— INSTRUCTIONS FOR THE TASK —
Transcribe each of the rows below verbatim, omitting any pictures from your answer.

[Collected data]
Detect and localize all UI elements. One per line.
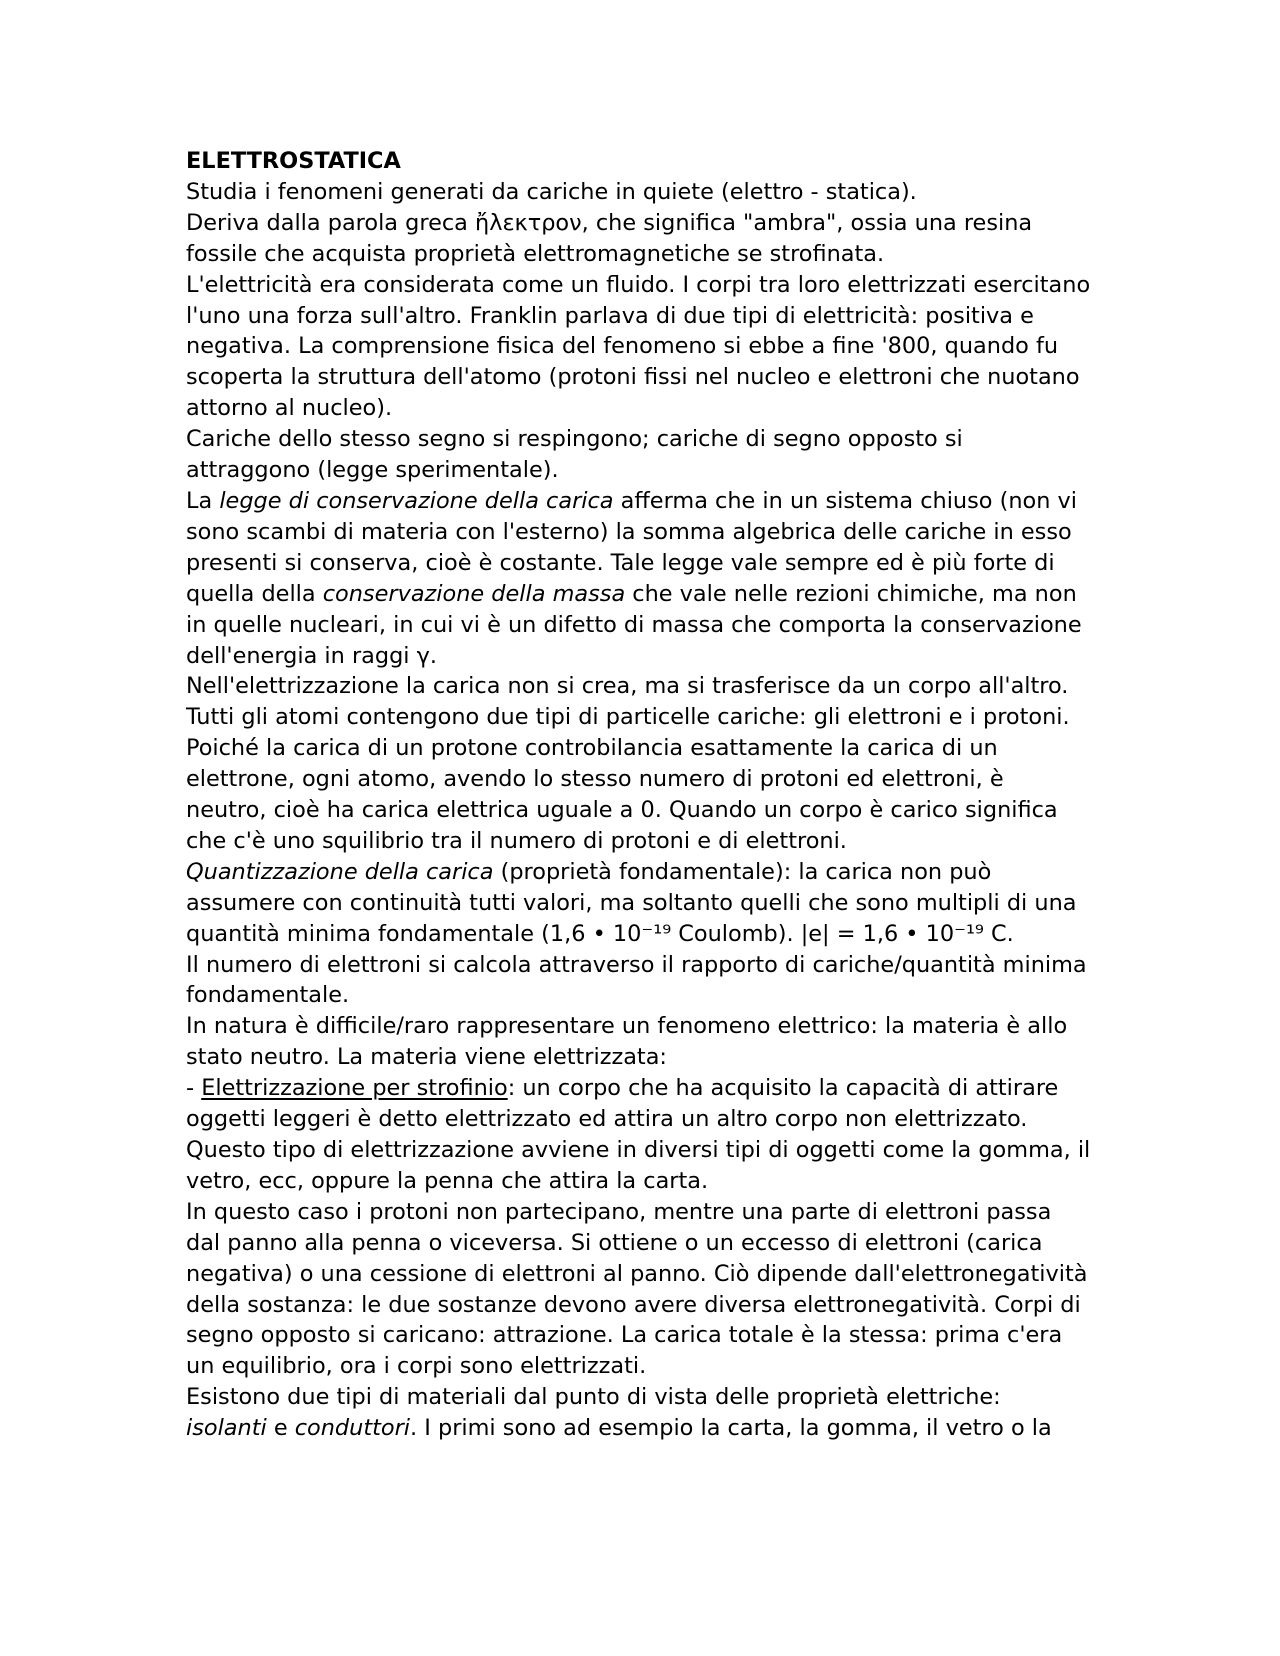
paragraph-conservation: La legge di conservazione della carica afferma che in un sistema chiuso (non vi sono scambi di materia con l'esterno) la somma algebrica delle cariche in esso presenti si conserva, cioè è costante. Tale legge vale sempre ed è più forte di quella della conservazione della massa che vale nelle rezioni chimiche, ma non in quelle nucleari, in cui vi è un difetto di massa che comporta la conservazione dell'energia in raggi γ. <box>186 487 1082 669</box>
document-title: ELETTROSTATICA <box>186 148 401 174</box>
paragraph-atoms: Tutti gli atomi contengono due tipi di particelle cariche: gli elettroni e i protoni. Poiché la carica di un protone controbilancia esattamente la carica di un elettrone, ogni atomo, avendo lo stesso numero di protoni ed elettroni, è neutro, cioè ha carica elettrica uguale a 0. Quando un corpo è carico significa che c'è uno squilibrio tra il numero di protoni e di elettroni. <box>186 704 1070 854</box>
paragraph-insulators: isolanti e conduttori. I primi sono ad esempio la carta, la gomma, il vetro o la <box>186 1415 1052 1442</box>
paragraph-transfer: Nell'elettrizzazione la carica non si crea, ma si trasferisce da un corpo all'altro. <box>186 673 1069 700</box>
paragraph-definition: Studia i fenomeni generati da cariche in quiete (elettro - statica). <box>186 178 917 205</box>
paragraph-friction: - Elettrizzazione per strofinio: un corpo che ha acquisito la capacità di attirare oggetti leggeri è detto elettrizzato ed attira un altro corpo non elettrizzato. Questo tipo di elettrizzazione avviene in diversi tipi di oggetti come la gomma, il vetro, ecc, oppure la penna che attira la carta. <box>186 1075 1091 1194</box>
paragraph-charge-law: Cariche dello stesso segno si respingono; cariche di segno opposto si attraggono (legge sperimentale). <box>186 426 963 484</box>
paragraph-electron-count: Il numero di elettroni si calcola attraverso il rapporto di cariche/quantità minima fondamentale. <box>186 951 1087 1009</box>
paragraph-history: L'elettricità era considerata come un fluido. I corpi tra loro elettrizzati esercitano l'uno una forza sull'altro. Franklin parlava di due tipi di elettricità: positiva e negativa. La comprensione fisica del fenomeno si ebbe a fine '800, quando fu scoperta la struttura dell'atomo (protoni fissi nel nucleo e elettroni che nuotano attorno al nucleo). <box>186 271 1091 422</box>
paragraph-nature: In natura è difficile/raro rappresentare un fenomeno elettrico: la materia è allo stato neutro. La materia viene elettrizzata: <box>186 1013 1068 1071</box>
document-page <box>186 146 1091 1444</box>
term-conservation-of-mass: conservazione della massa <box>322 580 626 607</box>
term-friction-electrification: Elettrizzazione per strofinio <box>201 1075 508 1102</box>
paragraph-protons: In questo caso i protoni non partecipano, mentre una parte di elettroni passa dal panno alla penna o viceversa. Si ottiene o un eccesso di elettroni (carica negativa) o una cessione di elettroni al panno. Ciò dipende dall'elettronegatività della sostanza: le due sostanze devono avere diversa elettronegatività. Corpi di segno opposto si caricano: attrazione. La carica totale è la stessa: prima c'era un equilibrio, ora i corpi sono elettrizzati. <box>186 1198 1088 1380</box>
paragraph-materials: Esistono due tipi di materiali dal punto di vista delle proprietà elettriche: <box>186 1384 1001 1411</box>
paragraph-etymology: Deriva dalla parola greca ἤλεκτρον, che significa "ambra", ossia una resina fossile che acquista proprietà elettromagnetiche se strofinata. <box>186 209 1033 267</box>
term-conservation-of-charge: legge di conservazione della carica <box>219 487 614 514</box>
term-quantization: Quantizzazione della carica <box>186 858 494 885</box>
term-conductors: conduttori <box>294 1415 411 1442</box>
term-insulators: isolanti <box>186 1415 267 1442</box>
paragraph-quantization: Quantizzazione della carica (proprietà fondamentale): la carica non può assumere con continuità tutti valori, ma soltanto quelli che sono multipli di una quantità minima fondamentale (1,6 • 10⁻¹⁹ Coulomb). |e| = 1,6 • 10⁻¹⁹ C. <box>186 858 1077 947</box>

— SOLUTION TO THE PROBLEM —
Detect and localize all UI elements. One per line.
paragraph-conservation: La legge di conservazione della carica afferma che in un sistema chiuso (non vi sono scambi di materia con l'esterno) la somma algebrica delle cariche in esso presenti si conserva, cioè è costante. Tale legge vale sempre ed è più forte di quella della conservazione della massa che vale nelle rezioni chimiche, ma non in quelle nucleari, in cui vi è un difetto di massa che comporta la conservazione dell'energia in raggi γ. <box>186 487 1082 669</box>
document-title: ELETTROSTATICA <box>186 148 401 174</box>
paragraph-atoms: Tutti gli atomi contengono due tipi di particelle cariche: gli elettroni e i protoni. Poiché la carica di un protone controbilancia esattamente la carica di un elettrone, ogni atomo, avendo lo stesso numero di protoni ed elettroni, è neutro, cioè ha carica elettrica uguale a 0. Quando un corpo è carico significa che c'è uno squilibrio tra il numero di protoni e di elettroni. <box>186 704 1070 854</box>
paragraph-insulators: isolanti e conduttori. I primi sono ad esempio la carta, la gomma, il vetro o la <box>186 1415 1052 1442</box>
paragraph-transfer: Nell'elettrizzazione la carica non si crea, ma si trasferisce da un corpo all'altro. <box>186 673 1069 700</box>
paragraph-definition: Studia i fenomeni generati da cariche in quiete (elettro - statica). <box>186 178 917 205</box>
paragraph-friction: - Elettrizzazione per strofinio: un corpo che ha acquisito la capacità di attirare oggetti leggeri è detto elettrizzato ed attira un altro corpo non elettrizzato. Questo tipo di elettrizzazione avviene in diversi tipi di oggetti come la gomma, il vetro, ecc, oppure la penna che attira la carta. <box>186 1075 1091 1194</box>
paragraph-charge-law: Cariche dello stesso segno si respingono; cariche di segno opposto si attraggono (legge sperimentale). <box>186 426 963 484</box>
paragraph-electron-count: Il numero di elettroni si calcola attraverso il rapporto di cariche/quantità minima fondamentale. <box>186 951 1087 1009</box>
paragraph-history: L'elettricità era considerata come un fluido. I corpi tra loro elettrizzati esercitano l'uno una forza sull'altro. Franklin parlava di due tipi di elettricità: positiva e negativa. La comprensione fisica del fenomeno si ebbe a fine '800, quando fu scoperta la struttura dell'atomo (protoni fissi nel nucleo e elettroni che nuotano attorno al nucleo). <box>186 271 1091 422</box>
paragraph-nature: In natura è difficile/raro rappresentare un fenomeno elettrico: la materia è allo stato neutro. La materia viene elettrizzata: <box>186 1013 1068 1071</box>
document-page <box>186 146 1091 1444</box>
term-conservation-of-mass: conservazione della massa <box>322 580 626 607</box>
term-friction-electrification: Elettrizzazione per strofinio <box>201 1075 508 1102</box>
paragraph-protons: In questo caso i protoni non partecipano, mentre una parte di elettroni passa dal panno alla penna o viceversa. Si ottiene o un eccesso di elettroni (carica negativa) o una cessione di elettroni al panno. Ciò dipende dall'elettronegatività della sostanza: le due sostanze devono avere diversa elettronegatività. Corpi di segno opposto si caricano: attrazione. La carica totale è la stessa: prima c'era un equilibrio, ora i corpi sono elettrizzati. <box>186 1198 1088 1380</box>
paragraph-materials: Esistono due tipi di materiali dal punto di vista delle proprietà elettriche: <box>186 1384 1001 1411</box>
paragraph-etymology: Deriva dalla parola greca ἤλεκτρον, che significa "ambra", ossia una resina fossile che acquista proprietà elettromagnetiche se strofinata. <box>186 209 1033 267</box>
term-conservation-of-charge: legge di conservazione della carica <box>219 487 614 514</box>
term-quantization: Quantizzazione della carica <box>186 858 494 885</box>
term-conductors: conduttori <box>294 1415 411 1442</box>
term-insulators: isolanti <box>186 1415 267 1442</box>
paragraph-quantization: Quantizzazione della carica (proprietà fondamentale): la carica non può assumere con continuità tutti valori, ma soltanto quelli che sono multipli di una quantità minima fondamentale (1,6 • 10⁻¹⁹ Coulomb). |e| = 1,6 • 10⁻¹⁹ C. <box>186 858 1077 947</box>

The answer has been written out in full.